WRITTEN REQUEST.
Reproduce the listing below without changes, except that pictures are left out.

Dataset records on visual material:
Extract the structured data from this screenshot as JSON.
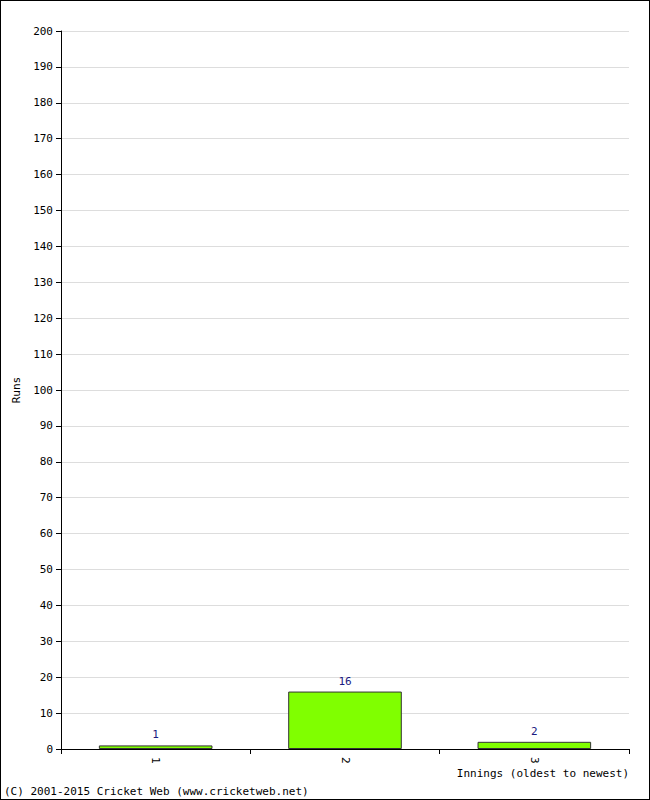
{
  "chart_data": {
    "type": "bar",
    "xlabel": "Innings (oldest to newest)",
    "ylabel": "Runs",
    "annotations": [
      "(C) 2001-2015 Cricket Web (www.cricketweb.net)"
    ],
    "categories": [
      "1",
      "2",
      "3"
    ],
    "values": [
      1,
      16,
      2
    ],
    "color": "#80ff00",
    "ylim": [
      0,
      200
    ],
    "yticks": [
      0,
      10,
      20,
      30,
      40,
      50,
      60,
      70,
      80,
      90,
      100,
      110,
      120,
      130,
      140,
      150,
      160,
      170,
      180,
      190,
      200
    ],
    "grid": true,
    "data_labels": true
  }
}
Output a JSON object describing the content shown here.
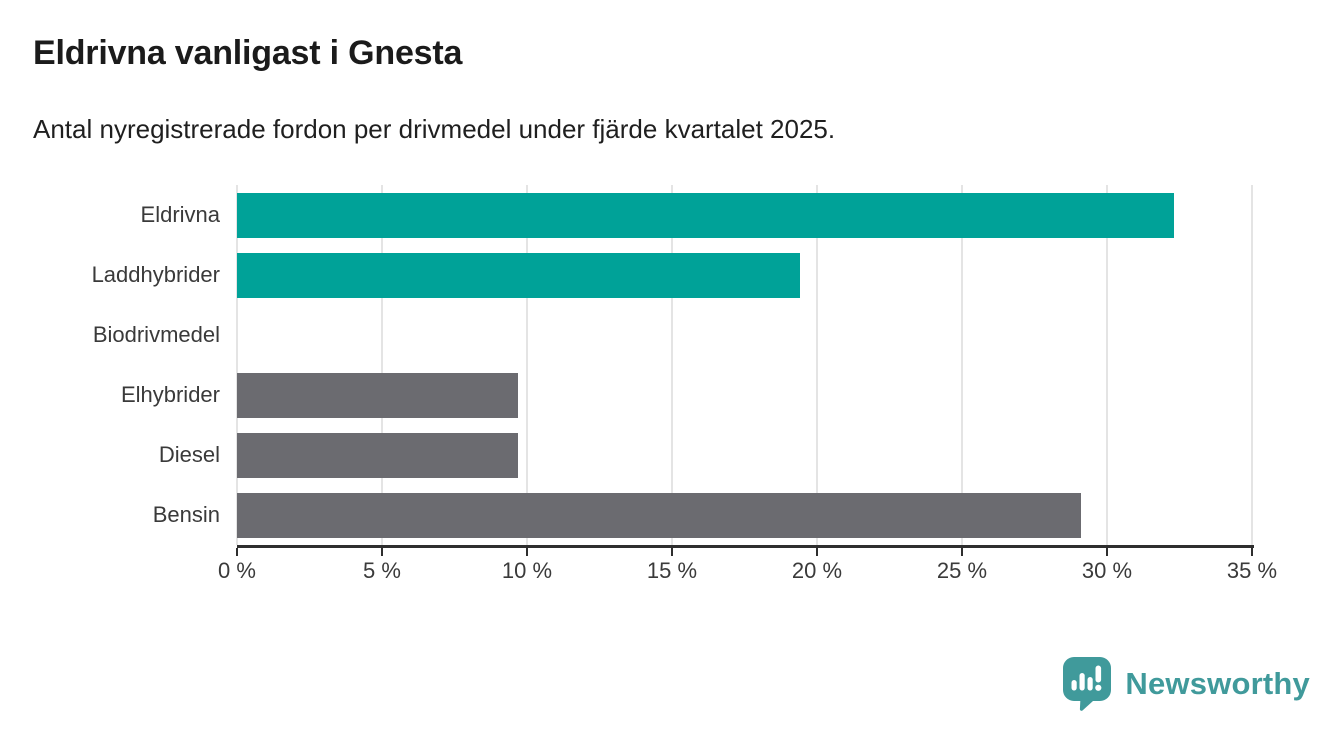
{
  "title": "Eldrivna vanligast i Gnesta",
  "subtitle": "Antal nyregistrerade fordon per drivmedel under fjärde kvartalet 2025.",
  "chart_data": {
    "type": "bar",
    "orientation": "horizontal",
    "title": "Eldrivna vanligast i Gnesta",
    "subtitle": "Antal nyregistrerade fordon per drivmedel under fjärde kvartalet 2025.",
    "categories": [
      "Eldrivna",
      "Laddhybrider",
      "Biodrivmedel",
      "Elhybrider",
      "Diesel",
      "Bensin"
    ],
    "values": [
      32.3,
      19.4,
      0,
      9.7,
      9.7,
      29.1
    ],
    "unit": "%",
    "bar_colors": [
      "#00a298",
      "#00a298",
      "#6b6b70",
      "#6b6b70",
      "#6b6b70",
      "#6b6b70"
    ],
    "xlim": [
      0,
      35
    ],
    "x_tick_values": [
      0,
      5,
      10,
      15,
      20,
      25,
      30,
      35
    ],
    "x_tick_labels": [
      "0 %",
      "5 %",
      "10 %",
      "15 %",
      "20 %",
      "25 %",
      "30 %",
      "35 %"
    ],
    "xlabel": "",
    "ylabel": "",
    "grid": "vertical",
    "legend": "none"
  },
  "colors": {
    "accent_teal": "#00a298",
    "neutral_gray": "#6b6b70",
    "gridline": "#e4e4e4",
    "axis": "#2e2e2e",
    "brand_teal": "#409a9b"
  },
  "branding": {
    "logo_text": "Newsworthy",
    "logo_icon": "bar-chart-speech-bubble-icon"
  }
}
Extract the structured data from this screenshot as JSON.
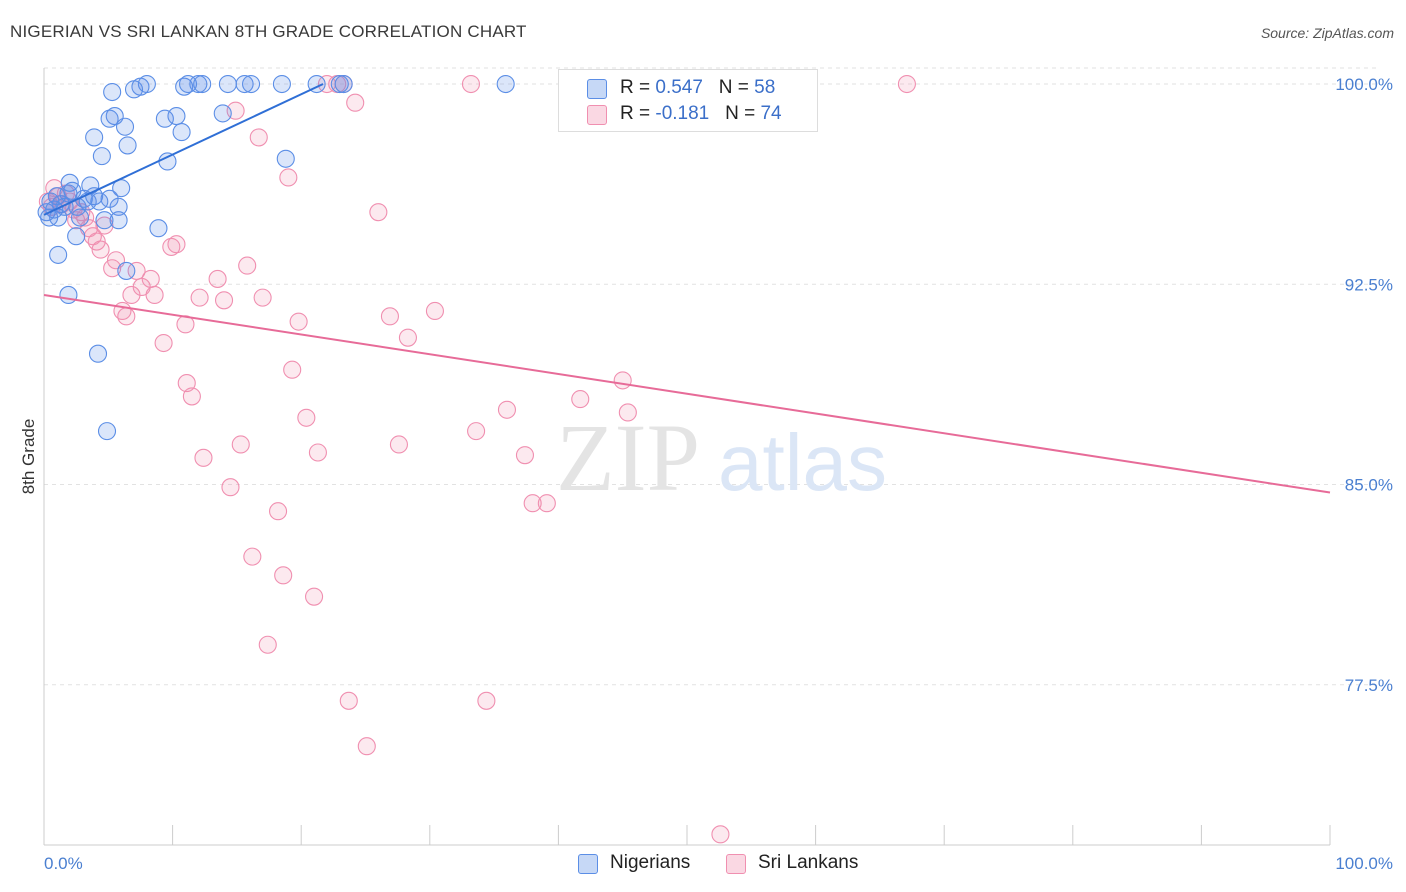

RESULT OF THE EXERCISE.
Extract the structured data from this screenshot as JSON.
{
  "chart_data": {
    "type": "bar",
    "xlabel": "Innings (oldest to newest)",
    "ylabel": "Runs",
    "annotations": [
      "(C) 2001-2015 Cricket Web (www.cricketweb.net)"
    ],
    "categories": [
      "1",
      "2",
      "3"
    ],
    "values": [
      1,
      16,
      2
    ],
    "color": "#80ff00",
    "ylim": [
      0,
      200
    ],
    "yticks": [
      0,
      10,
      20,
      30,
      40,
      50,
      60,
      70,
      80,
      90,
      100,
      110,
      120,
      130,
      140,
      150,
      160,
      170,
      180,
      190,
      200
    ],
    "grid": true,
    "data_labels": true
  }
}
Output a JSON object describing the content shown here.
{
  "title": "Eldrivna vanligast i Gnesta",
  "subtitle": "Antal nyregistrerade fordon per drivmedel under fjärde kvartalet 2025.",
  "chart_data": {
    "type": "bar",
    "orientation": "horizontal",
    "title": "Eldrivna vanligast i Gnesta",
    "subtitle": "Antal nyregistrerade fordon per drivmedel under fjärde kvartalet 2025.",
    "categories": [
      "Eldrivna",
      "Laddhybrider",
      "Biodrivmedel",
      "Elhybrider",
      "Diesel",
      "Bensin"
    ],
    "values": [
      32.3,
      19.4,
      0,
      9.7,
      9.7,
      29.1
    ],
    "unit": "%",
    "bar_colors": [
      "#00a298",
      "#00a298",
      "#6b6b70",
      "#6b6b70",
      "#6b6b70",
      "#6b6b70"
    ],
    "xlim": [
      0,
      35
    ],
    "x_tick_values": [
      0,
      5,
      10,
      15,
      20,
      25,
      30,
      35
    ],
    "x_tick_labels": [
      "0 %",
      "5 %",
      "10 %",
      "15 %",
      "20 %",
      "25 %",
      "30 %",
      "35 %"
    ],
    "xlabel": "",
    "ylabel": "",
    "grid": "vertical",
    "legend": "none"
  },
  "colors": {
    "accent_teal": "#00a298",
    "neutral_gray": "#6b6b70",
    "gridline": "#e4e4e4",
    "axis": "#2e2e2e",
    "brand_teal": "#409a9b"
  },
  "branding": {
    "logo_text": "Newsworthy",
    "logo_icon": "bar-chart-speech-bubble-icon"
  }
}
Extract the structured data from this screenshot as JSON.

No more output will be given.